• [Exercise objective]: Restate the listing below word for word.

• [Recorded information]:
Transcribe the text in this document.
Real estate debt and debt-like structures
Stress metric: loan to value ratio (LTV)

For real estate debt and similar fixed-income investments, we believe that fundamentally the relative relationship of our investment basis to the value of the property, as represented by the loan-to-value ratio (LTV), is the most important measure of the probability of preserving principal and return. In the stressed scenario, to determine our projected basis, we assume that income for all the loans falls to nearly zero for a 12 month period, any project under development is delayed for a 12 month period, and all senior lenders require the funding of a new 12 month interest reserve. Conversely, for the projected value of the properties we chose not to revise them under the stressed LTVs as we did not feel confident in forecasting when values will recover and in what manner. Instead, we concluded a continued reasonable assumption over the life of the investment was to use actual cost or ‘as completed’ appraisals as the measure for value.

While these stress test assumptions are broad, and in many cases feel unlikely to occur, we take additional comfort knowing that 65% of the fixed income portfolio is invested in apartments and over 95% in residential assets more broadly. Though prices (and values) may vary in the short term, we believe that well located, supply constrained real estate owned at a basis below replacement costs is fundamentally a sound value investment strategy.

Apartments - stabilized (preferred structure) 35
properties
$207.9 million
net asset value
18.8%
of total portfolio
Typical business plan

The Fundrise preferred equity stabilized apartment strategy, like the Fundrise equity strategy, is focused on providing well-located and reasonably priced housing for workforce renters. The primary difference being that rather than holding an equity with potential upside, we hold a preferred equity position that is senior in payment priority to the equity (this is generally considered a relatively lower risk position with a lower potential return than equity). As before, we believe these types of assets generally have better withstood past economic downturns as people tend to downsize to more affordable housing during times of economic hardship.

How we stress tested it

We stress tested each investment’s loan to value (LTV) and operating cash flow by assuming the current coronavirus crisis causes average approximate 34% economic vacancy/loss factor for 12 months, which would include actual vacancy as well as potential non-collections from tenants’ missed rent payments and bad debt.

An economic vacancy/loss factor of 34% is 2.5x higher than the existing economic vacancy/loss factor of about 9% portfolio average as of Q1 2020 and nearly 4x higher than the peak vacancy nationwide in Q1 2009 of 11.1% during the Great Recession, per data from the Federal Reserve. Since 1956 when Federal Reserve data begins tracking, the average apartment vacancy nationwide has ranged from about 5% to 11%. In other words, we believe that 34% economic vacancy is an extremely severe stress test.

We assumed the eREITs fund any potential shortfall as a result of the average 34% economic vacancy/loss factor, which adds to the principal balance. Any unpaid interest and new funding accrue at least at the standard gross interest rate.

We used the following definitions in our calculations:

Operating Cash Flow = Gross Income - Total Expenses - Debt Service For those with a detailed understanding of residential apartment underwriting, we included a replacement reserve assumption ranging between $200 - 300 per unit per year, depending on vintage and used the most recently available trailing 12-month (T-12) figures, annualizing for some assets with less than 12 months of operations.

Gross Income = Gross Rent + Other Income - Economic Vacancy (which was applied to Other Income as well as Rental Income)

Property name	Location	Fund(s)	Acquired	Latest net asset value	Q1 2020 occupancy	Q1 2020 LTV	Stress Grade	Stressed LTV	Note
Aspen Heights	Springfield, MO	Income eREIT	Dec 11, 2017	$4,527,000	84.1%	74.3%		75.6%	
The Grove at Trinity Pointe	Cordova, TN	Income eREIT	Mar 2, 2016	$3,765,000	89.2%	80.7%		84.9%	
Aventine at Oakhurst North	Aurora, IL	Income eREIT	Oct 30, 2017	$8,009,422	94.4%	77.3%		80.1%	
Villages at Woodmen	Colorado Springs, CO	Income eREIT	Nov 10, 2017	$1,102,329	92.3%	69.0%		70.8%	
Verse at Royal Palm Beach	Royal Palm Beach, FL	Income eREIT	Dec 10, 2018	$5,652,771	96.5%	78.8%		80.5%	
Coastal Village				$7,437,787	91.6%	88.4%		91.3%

• [Solution]:
Transcribe the text in this document.
Real estate debt and debt-like structures
Stress metric: loan to value ratio (LTV)

For real estate debt and similar fixed-income investments, we believe that fundamentally the relative relationship of our investment basis to the value of the property, as represented by the loan-to-value ratio (LTV), is the most important measure of the probability of preserving principal and return. In the stressed scenario, to determine our projected basis, we assume that income for all the loans falls to nearly zero for a 12 month period, any project under development is delayed for a 12 month period, and all senior lenders require the funding of a new 12 month interest reserve. Conversely, for the projected value of the properties we chose not to revise them under the stressed LTVs as we did not feel confident in forecasting when values will recover and in what manner. Instead, we concluded a continued reasonable assumption over the life of the investment was to use actual cost or ‘as completed’ appraisals as the measure for value.

While these stress test assumptions are broad, and in many cases feel unlikely to occur, we take additional comfort knowing that 65% of the fixed income portfolio is invested in apartments and over 95% in residential assets more broadly. Though prices (and values) may vary in the short term, we believe that well located, supply constrained real estate owned at a basis below replacement costs is fundamentally a sound value investment strategy.

Apartments - stabilized (preferred structure) 35
properties
$207.9 million
net asset value
18.8%
of total portfolio
Typical business plan

The Fundrise preferred equity stabilized apartment strategy, like the Fundrise equity strategy, is focused on providing well-located and reasonably priced housing for workforce renters. The primary difference being that rather than holding an equity with potential upside, we hold a preferred equity position that is senior in payment priority to the equity (this is generally considered a relatively lower risk position with a lower potential return than equity). As before, we believe these types of assets generally have better withstood past economic downturns as people tend to downsize to more affordable housing during times of economic hardship.

How we stress tested it

We stress tested each investment’s loan to value (LTV) and operating cash flow by assuming the current coronavirus crisis causes average approximate 34% economic vacancy/loss factor for 12 months, which would include actual vacancy as well as potential non-collections from tenants’ missed rent payments and bad debt.

An economic vacancy/loss factor of 34% is 2.5x higher than the existing economic vacancy/loss factor of about 9% portfolio average as of Q1 2020 and nearly 4x higher than the peak vacancy nationwide in Q1 2009 of 11.1% during the Great Recession, per data from the Federal Reserve. Since 1956 when Federal Reserve data begins tracking, the average apartment vacancy nationwide has ranged from about 5% to 11%. In other words, we believe that 34% economic vacancy is an extremely severe stress test.

We assumed the eREITs fund any potential shortfall as a result of the average 34% economic vacancy/loss factor, which adds to the principal balance. Any unpaid interest and new funding accrue at least at the standard gross interest rate.

We used the following definitions in our calculations:

Operating Cash Flow = Gross Income - Total Expenses - Debt Service For those with a detailed understanding of residential apartment underwriting, we included a replacement reserve assumption ranging between $200 - 300 per unit per year, depending on vintage and used the most recently available trailing 12-month (T-12) figures, annualizing for some assets with less than 12 months of operations.

Gross Income = Gross Rent + Other Income - Economic Vacancy (which was applied to Other Income as well as Rental Income)

Property name	Location	Fund(s)	Acquired	Latest net asset value	Q1 2020 occupancy	Q1 2020 LTV	Stress Grade	Stressed LTV	Note
Aspen Heights	Springfield, MO	Income eREIT	Dec 11, 2017	$4,527,000	84.1%	74.3%		75.6%	
The Grove at Trinity Pointe	Cordova, TN	Income eREIT	Mar 2, 2016	$3,765,000	89.2%	80.7%		84.9%	
Aventine at Oakhurst North	Aurora, IL	Income eREIT	Oct 30, 2017	$8,009,422	94.4%	77.3%		80.1%	
Villages at Woodmen	Colorado Springs, CO	Income eREIT	Nov 10, 2017	$1,102,329	92.3%	69.0%		70.8%	
Verse at Royal Palm Beach	Royal Palm Beach, FL	Income eREIT	Dec 10, 2018	$5,652,771	96.5%	78.8%		80.5%	
Coastal Village				$7,437,787	91.6%	88.4%		91.3%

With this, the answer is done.